DIRECTIVE:
Copy out the lines from the one holding "List all visible" through the one holding "process-row-501[interactable]: 501 root", inclusive.

RECORDS SUPPLIED:

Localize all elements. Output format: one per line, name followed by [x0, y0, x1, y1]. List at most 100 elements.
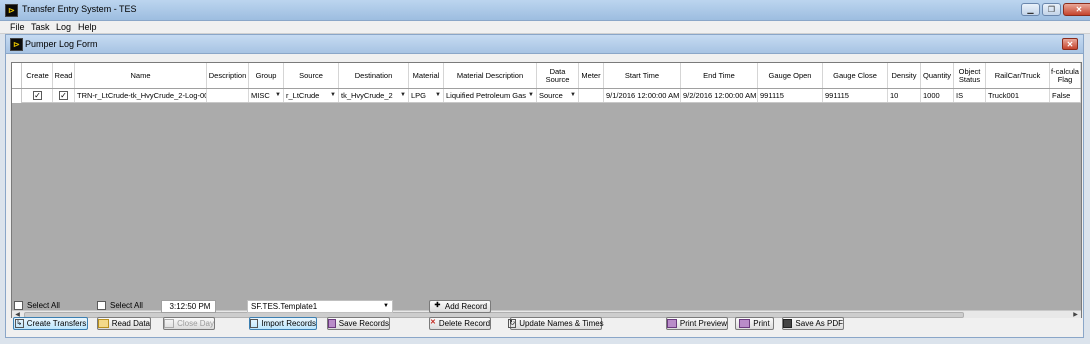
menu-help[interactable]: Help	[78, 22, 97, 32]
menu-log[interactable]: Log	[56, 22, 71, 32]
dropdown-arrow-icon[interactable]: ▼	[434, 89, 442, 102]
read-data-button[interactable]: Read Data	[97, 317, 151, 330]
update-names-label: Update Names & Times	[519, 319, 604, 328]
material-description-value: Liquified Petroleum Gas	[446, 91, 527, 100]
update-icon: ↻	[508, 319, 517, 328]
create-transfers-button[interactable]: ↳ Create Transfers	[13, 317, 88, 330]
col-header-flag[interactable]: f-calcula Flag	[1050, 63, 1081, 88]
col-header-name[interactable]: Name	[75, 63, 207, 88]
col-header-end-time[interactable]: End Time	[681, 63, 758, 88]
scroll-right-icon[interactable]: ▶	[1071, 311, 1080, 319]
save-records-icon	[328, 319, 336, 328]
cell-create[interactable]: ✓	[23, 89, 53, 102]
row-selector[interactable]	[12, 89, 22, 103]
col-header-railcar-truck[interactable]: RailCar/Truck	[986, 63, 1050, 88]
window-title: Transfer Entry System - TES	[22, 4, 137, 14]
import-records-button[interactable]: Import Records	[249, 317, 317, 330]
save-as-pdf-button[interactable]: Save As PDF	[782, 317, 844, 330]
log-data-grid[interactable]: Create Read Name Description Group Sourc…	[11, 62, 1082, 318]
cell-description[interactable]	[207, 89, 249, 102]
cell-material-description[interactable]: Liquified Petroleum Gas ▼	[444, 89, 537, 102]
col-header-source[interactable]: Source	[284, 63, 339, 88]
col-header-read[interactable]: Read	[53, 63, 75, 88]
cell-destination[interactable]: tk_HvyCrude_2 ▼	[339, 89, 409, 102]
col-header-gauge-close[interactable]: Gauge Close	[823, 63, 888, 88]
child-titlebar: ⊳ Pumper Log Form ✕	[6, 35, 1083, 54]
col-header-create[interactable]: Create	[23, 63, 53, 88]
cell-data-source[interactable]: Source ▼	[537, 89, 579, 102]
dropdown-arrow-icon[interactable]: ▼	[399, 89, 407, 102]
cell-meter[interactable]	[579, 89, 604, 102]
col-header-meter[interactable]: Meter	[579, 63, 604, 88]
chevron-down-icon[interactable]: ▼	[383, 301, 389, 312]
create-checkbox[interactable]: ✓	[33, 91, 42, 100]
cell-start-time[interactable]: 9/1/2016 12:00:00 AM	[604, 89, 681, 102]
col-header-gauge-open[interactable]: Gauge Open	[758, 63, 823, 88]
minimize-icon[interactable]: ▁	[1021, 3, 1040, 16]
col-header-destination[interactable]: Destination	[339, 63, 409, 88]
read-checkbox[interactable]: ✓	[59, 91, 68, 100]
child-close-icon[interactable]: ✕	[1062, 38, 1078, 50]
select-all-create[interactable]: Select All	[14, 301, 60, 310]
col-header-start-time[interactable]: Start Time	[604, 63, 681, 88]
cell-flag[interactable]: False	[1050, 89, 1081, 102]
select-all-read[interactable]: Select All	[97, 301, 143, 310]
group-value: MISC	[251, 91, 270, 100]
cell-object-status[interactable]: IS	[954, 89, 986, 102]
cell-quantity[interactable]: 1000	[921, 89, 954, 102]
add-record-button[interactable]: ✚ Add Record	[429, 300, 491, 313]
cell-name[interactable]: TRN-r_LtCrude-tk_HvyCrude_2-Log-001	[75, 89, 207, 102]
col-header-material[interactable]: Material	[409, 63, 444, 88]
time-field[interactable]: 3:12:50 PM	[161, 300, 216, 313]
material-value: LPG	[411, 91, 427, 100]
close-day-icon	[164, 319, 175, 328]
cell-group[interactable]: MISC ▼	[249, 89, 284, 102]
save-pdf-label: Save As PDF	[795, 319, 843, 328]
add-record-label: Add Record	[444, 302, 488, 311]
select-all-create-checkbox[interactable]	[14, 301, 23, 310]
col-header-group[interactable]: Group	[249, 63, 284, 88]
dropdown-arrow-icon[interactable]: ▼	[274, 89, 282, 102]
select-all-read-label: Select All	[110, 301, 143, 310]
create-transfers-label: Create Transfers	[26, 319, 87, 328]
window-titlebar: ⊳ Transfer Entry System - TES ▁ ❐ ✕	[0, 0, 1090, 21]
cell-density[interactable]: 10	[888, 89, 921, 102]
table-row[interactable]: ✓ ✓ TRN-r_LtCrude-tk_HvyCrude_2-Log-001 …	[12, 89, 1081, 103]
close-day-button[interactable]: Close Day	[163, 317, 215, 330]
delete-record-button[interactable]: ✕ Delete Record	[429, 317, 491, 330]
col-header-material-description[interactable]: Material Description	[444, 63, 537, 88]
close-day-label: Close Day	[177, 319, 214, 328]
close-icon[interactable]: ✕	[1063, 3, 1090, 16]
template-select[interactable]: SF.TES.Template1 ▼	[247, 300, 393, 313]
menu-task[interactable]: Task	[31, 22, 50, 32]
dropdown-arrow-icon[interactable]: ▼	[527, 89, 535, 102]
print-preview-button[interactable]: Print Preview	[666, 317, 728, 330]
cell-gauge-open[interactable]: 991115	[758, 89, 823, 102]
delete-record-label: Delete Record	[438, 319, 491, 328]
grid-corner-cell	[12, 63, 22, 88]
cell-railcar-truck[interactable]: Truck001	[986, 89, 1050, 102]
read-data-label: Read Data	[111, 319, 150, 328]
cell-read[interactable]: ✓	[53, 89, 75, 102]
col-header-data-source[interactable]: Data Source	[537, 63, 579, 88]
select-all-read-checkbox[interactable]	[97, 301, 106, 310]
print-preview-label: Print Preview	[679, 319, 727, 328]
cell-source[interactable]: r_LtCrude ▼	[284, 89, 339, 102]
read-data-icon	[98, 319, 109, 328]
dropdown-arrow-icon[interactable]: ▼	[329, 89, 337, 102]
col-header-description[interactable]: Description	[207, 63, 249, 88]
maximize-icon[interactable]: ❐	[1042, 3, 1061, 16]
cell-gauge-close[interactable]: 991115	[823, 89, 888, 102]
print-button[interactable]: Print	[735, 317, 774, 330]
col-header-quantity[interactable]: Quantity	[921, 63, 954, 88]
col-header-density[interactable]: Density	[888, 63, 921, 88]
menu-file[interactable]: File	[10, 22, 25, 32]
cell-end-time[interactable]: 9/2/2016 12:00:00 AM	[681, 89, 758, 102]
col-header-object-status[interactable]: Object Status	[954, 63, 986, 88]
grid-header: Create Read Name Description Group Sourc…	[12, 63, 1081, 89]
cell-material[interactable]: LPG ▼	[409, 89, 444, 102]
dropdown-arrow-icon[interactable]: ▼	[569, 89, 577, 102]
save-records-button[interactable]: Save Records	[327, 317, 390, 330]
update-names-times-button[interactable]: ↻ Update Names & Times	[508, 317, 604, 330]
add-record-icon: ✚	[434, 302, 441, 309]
...
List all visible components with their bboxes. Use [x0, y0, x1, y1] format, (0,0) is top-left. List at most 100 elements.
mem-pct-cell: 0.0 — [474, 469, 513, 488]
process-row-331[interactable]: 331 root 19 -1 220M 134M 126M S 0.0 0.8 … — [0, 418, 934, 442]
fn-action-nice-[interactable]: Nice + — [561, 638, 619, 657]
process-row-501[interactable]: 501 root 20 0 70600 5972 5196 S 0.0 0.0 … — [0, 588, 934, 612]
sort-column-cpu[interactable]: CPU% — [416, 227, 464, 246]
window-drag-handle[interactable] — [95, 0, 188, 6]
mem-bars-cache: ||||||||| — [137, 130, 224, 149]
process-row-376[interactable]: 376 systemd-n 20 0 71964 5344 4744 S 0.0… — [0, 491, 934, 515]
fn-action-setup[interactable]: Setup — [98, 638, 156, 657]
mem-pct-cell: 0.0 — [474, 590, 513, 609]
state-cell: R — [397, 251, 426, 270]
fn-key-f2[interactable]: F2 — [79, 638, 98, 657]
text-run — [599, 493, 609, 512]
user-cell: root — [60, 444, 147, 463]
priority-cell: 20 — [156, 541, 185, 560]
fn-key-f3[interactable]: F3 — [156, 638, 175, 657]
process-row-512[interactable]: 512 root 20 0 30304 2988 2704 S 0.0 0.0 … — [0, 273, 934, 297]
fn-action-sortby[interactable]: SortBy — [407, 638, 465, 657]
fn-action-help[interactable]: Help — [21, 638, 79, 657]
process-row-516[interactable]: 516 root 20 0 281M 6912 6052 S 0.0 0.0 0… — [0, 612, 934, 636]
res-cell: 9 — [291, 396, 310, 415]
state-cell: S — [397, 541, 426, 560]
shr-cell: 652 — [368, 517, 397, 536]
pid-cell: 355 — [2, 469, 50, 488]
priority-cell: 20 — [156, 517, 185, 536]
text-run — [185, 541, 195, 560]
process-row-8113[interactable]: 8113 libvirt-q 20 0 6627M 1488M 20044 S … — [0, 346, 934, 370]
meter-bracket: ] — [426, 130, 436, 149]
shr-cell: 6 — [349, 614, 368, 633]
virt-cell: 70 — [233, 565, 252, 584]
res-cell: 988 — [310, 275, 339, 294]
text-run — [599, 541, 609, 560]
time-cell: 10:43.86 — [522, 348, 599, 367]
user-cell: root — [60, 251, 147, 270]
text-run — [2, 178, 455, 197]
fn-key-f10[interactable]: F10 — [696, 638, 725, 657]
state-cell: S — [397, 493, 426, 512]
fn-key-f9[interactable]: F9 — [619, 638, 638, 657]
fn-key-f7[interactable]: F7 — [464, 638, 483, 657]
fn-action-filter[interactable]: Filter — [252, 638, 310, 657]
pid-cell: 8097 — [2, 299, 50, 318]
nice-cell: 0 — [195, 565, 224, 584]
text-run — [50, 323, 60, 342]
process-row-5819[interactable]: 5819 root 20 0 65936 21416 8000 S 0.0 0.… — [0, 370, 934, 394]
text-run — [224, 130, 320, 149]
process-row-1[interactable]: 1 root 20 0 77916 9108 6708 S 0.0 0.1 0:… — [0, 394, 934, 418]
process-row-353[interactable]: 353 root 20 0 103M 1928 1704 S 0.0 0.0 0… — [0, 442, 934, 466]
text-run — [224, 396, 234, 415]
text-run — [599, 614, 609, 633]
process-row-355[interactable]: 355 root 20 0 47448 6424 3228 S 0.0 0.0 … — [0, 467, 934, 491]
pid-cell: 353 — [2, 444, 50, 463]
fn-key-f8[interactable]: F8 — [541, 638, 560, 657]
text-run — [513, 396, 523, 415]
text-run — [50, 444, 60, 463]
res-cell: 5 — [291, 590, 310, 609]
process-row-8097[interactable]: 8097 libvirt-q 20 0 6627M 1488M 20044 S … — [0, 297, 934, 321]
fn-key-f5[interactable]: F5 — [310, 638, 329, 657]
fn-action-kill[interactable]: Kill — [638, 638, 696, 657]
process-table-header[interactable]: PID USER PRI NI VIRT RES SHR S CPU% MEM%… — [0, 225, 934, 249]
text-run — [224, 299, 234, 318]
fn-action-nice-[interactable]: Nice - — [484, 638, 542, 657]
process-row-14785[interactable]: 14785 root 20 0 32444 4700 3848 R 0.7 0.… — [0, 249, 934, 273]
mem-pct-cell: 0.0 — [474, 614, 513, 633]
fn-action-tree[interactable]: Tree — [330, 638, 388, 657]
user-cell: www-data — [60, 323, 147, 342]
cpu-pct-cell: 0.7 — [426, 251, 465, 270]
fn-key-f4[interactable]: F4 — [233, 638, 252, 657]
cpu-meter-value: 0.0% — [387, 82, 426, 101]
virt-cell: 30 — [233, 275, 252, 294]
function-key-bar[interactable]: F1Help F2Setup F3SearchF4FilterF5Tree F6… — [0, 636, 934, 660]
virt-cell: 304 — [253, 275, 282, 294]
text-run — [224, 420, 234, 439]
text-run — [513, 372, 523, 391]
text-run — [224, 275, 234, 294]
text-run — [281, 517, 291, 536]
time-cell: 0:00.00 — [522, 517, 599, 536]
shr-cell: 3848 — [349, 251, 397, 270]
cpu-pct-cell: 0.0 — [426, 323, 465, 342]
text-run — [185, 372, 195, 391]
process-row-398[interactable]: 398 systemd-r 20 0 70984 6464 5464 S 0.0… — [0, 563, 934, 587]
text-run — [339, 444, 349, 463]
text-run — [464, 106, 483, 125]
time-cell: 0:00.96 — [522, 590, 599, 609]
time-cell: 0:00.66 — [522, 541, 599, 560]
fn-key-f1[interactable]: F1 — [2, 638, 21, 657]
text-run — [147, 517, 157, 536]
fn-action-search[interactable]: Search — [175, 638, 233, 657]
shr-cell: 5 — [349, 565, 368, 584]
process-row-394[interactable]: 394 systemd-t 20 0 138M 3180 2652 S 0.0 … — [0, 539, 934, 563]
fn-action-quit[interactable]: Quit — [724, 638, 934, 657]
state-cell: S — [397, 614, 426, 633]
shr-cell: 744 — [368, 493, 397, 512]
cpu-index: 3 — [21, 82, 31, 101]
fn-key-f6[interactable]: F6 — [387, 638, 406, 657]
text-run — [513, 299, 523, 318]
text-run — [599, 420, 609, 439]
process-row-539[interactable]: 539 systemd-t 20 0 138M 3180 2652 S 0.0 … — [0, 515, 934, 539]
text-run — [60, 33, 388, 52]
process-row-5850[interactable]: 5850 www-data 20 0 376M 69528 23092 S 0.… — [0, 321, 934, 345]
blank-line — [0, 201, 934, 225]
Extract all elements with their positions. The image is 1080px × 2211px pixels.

CORRECT OUTPUT:
List all visible components with their bboxes. Use [x0, y0, x1, y1] format, (0,0) is top-left. List at most 100 elements.
mem-pct-cell: 0.0 — [474, 469, 513, 488]
process-row-331[interactable]: 331 root 19 -1 220M 134M 126M S 0.0 0.8 … — [0, 418, 934, 442]
fn-action-nice-[interactable]: Nice + — [561, 638, 619, 657]
process-row-501[interactable]: 501 root 20 0 70600 5972 5196 S 0.0 0.0 … — [0, 588, 934, 612]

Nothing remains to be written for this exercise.